** begin Records for processing **

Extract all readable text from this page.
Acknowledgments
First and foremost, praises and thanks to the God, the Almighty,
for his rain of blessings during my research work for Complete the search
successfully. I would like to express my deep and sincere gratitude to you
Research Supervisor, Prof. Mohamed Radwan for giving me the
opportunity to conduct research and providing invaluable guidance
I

** end Records for processing **

▸ Task goal: Reproduce the data shown above exactly.

▸ Answer in full:
Extract all readable text from this page.
Acknowledgments
First and foremost, praises and thanks to the God, the Almighty,
for his rain of blessings during my research work for Complete the search
successfully. I would like to express my deep and sincere gratitude to you
Research Supervisor, Prof. Mohamed Radwan for giving me the
opportunity to conduct research and providing invaluable guidance
I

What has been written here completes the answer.